■ Task details:
Write every line out verbatim and omit the pictures.

---+---

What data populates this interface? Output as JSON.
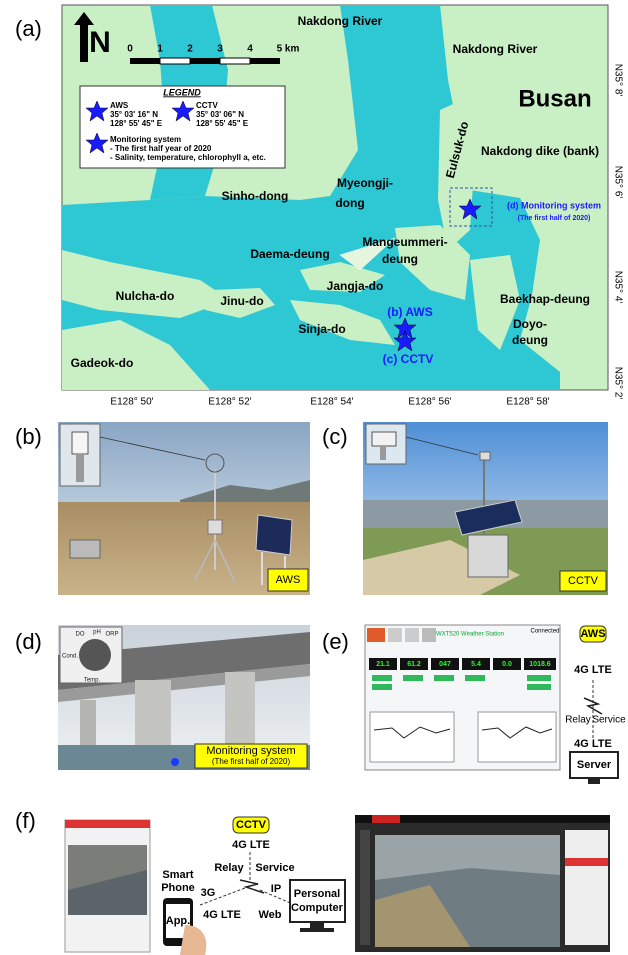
{
  "a": {
    "label": "(a)",
    "north": "N",
    "scale": [
      "0",
      "1",
      "2",
      "3",
      "4",
      "5 km"
    ],
    "legend": {
      "title": "LEGEND",
      "aws": {
        "name": "AWS",
        "lat": "35° 03' 16\" N",
        "lon": "128° 55' 45\" E"
      },
      "cctv": {
        "name": "CCTV",
        "lat": "35° 03' 06\" N",
        "lon": "128° 55' 45\" E"
      },
      "monitoring": {
        "name": "Monitoring system",
        "lines": [
          "- The first half year of 2020",
          "- Salinity, temperature, chlorophyll a, etc."
        ]
      }
    },
    "places": [
      "Nakdong River",
      "Nakdong River",
      "Busan",
      "Eulsuk-do",
      "Nakdong dike (bank)",
      "Sinho-dong",
      "Myeongji-",
      "dong",
      "Daema-deung",
      "Mangeummeri-",
      "deung",
      "Jangja-do",
      "Nulcha-do",
      "Jinu-do",
      "Sinja-do",
      "Baekhap-deung",
      "Doyo-",
      "deung",
      "Gadeok-do"
    ],
    "sites": {
      "aws": "(b) AWS",
      "cctv": "(c) CCTV",
      "monitoring": "(d) Monitoring system",
      "monitoring_note": "(The first half of 2020)"
    },
    "lat_ticks": [
      "N35° 8'",
      "N35° 6'",
      "N35° 4'",
      "N35° 2'"
    ],
    "lon_ticks": [
      "E128° 50'",
      "E128° 52'",
      "E128° 54'",
      "E128° 56'",
      "E128° 58'"
    ]
  },
  "b": {
    "label": "(b)",
    "tag": "AWS"
  },
  "c": {
    "label": "(c)",
    "tag": "CCTV"
  },
  "d": {
    "label": "(d)",
    "sensors": [
      "DO",
      "pH",
      "ORP",
      "Cond.",
      "Temp."
    ],
    "tag": "Monitoring system",
    "note": "(The first half of 2020)"
  },
  "e": {
    "label": "(e)",
    "window_title": "WXT520 Weather Station",
    "status": "Connected",
    "readings": [
      "21.1",
      "61.2",
      "047",
      "5.4",
      "0.0",
      "1018.6"
    ],
    "diagram": {
      "source": "AWS",
      "link_top": "4G LTE",
      "relay": "Relay",
      "service": "Service",
      "link_bottom": "4G LTE",
      "server": "Server"
    }
  },
  "f": {
    "label": "(f)",
    "diagram": {
      "source": "CCTV",
      "link_top": "4G LTE",
      "relay": "Relay",
      "service": "Service",
      "ip": "IP",
      "phone": [
        "Smart",
        "Phone"
      ],
      "g3": "3G",
      "lte": "4G LTE",
      "web": "Web",
      "app": "App.",
      "computer": [
        "Personal",
        "Computer"
      ]
    }
  }
}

---+---

■ The solution:
What data populates this interface? Output as JSON.
{
  "a": {
    "label": "(a)",
    "north": "N",
    "scale": [
      "0",
      "1",
      "2",
      "3",
      "4",
      "5 km"
    ],
    "legend": {
      "title": "LEGEND",
      "aws": {
        "name": "AWS",
        "lat": "35° 03' 16\" N",
        "lon": "128° 55' 45\" E"
      },
      "cctv": {
        "name": "CCTV",
        "lat": "35° 03' 06\" N",
        "lon": "128° 55' 45\" E"
      },
      "monitoring": {
        "name": "Monitoring system",
        "lines": [
          "- The first half year of 2020",
          "- Salinity, temperature, chlorophyll a, etc."
        ]
      }
    },
    "places": [
      "Nakdong River",
      "Nakdong River",
      "Busan",
      "Eulsuk-do",
      "Nakdong dike (bank)",
      "Sinho-dong",
      "Myeongji-",
      "dong",
      "Daema-deung",
      "Mangeummeri-",
      "deung",
      "Jangja-do",
      "Nulcha-do",
      "Jinu-do",
      "Sinja-do",
      "Baekhap-deung",
      "Doyo-",
      "deung",
      "Gadeok-do"
    ],
    "sites": {
      "aws": "(b) AWS",
      "cctv": "(c) CCTV",
      "monitoring": "(d) Monitoring system",
      "monitoring_note": "(The first half of 2020)"
    },
    "lat_ticks": [
      "N35° 8'",
      "N35° 6'",
      "N35° 4'",
      "N35° 2'"
    ],
    "lon_ticks": [
      "E128° 50'",
      "E128° 52'",
      "E128° 54'",
      "E128° 56'",
      "E128° 58'"
    ]
  },
  "b": {
    "label": "(b)",
    "tag": "AWS"
  },
  "c": {
    "label": "(c)",
    "tag": "CCTV"
  },
  "d": {
    "label": "(d)",
    "sensors": [
      "DO",
      "pH",
      "ORP",
      "Cond.",
      "Temp."
    ],
    "tag": "Monitoring system",
    "note": "(The first half of 2020)"
  },
  "e": {
    "label": "(e)",
    "window_title": "WXT520 Weather Station",
    "status": "Connected",
    "readings": [
      "21.1",
      "61.2",
      "047",
      "5.4",
      "0.0",
      "1018.6"
    ],
    "diagram": {
      "source": "AWS",
      "link_top": "4G LTE",
      "relay": "Relay",
      "service": "Service",
      "link_bottom": "4G LTE",
      "server": "Server"
    }
  },
  "f": {
    "label": "(f)",
    "diagram": {
      "source": "CCTV",
      "link_top": "4G LTE",
      "relay": "Relay",
      "service": "Service",
      "ip": "IP",
      "phone": [
        "Smart",
        "Phone"
      ],
      "g3": "3G",
      "lte": "4G LTE",
      "web": "Web",
      "app": "App.",
      "computer": [
        "Personal",
        "Computer"
      ]
    }
  }
}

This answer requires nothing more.